* [What is needed]:
Reproduce the records below verbatim, from their first line through the line containing "raster-cell — [1811, 378, 1832, 399]", both included.

* [Stored rows]:

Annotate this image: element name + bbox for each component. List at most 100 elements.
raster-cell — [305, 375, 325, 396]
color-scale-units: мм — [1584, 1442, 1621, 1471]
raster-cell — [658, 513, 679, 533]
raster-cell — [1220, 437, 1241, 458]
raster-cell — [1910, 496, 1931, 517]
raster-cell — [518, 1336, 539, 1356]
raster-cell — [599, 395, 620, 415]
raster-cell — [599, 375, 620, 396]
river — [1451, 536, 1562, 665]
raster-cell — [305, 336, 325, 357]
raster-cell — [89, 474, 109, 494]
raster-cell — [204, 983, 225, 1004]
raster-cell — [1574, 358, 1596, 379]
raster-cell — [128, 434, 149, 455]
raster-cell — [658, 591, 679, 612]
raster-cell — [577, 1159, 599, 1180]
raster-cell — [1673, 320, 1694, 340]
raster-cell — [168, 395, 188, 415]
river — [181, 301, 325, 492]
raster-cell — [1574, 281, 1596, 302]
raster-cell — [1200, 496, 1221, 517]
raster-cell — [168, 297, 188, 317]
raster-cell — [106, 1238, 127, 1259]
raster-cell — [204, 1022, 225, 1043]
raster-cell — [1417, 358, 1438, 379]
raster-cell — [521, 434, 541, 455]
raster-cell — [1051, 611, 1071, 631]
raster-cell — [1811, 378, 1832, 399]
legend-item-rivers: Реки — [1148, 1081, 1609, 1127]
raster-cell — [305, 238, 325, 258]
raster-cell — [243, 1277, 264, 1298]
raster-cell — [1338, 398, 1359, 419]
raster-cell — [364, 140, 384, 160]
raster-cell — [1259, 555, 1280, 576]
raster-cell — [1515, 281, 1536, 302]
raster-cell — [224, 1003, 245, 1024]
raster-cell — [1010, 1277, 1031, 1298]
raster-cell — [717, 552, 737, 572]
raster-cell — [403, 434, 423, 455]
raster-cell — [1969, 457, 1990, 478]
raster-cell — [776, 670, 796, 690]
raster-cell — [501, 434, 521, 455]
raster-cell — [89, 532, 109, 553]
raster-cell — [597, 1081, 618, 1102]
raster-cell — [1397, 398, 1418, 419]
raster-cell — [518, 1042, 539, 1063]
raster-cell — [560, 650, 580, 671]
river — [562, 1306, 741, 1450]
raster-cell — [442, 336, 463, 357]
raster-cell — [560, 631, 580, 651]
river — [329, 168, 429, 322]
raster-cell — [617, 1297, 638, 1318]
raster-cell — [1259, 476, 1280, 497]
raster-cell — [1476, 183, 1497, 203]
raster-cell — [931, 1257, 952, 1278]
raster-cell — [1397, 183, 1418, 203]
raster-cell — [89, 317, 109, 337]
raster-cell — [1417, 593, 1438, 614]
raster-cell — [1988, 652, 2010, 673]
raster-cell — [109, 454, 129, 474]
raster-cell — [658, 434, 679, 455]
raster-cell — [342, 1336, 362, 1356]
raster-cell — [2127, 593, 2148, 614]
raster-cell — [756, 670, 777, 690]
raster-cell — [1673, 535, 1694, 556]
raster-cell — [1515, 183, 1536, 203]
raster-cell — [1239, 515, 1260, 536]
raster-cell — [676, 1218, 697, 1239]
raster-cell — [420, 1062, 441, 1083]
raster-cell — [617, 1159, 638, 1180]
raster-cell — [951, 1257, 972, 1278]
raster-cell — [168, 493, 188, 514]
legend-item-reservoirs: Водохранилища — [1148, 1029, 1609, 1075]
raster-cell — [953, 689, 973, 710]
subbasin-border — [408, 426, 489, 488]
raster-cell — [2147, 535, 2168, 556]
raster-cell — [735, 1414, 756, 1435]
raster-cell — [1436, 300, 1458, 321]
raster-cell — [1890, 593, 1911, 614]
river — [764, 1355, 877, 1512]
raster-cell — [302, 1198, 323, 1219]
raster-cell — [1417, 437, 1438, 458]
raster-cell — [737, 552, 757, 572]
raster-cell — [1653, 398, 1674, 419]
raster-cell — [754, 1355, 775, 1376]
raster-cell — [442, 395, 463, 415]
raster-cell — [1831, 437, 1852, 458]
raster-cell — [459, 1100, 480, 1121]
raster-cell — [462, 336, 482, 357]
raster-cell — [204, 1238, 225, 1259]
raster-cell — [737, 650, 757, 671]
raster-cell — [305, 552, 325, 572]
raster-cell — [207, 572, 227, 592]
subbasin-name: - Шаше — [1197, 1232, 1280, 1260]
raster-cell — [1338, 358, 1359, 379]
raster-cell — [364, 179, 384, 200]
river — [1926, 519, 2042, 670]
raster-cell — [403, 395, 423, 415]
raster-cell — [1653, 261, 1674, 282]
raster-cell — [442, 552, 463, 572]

* [Written reply]:
Annotate this image: element name + bbox for each component. List at most 100 elements.
raster-cell — [305, 375, 325, 396]
color-scale-units: мм — [1584, 1442, 1621, 1471]
raster-cell — [658, 513, 679, 533]
raster-cell — [1220, 437, 1241, 458]
raster-cell — [1910, 496, 1931, 517]
raster-cell — [518, 1336, 539, 1356]
raster-cell — [599, 395, 620, 415]
raster-cell — [599, 375, 620, 396]
river — [1451, 536, 1562, 665]
raster-cell — [305, 336, 325, 357]
raster-cell — [89, 474, 109, 494]
raster-cell — [204, 983, 225, 1004]
raster-cell — [1574, 358, 1596, 379]
raster-cell — [128, 434, 149, 455]
raster-cell — [658, 591, 679, 612]
raster-cell — [577, 1159, 599, 1180]
raster-cell — [1673, 320, 1694, 340]
raster-cell — [168, 395, 188, 415]
river — [181, 301, 325, 492]
raster-cell — [1574, 281, 1596, 302]
raster-cell — [1200, 496, 1221, 517]
raster-cell — [168, 297, 188, 317]
raster-cell — [106, 1238, 127, 1259]
raster-cell — [204, 1022, 225, 1043]
raster-cell — [1417, 358, 1438, 379]
raster-cell — [521, 434, 541, 455]
raster-cell — [1051, 611, 1071, 631]
raster-cell — [1811, 378, 1832, 399]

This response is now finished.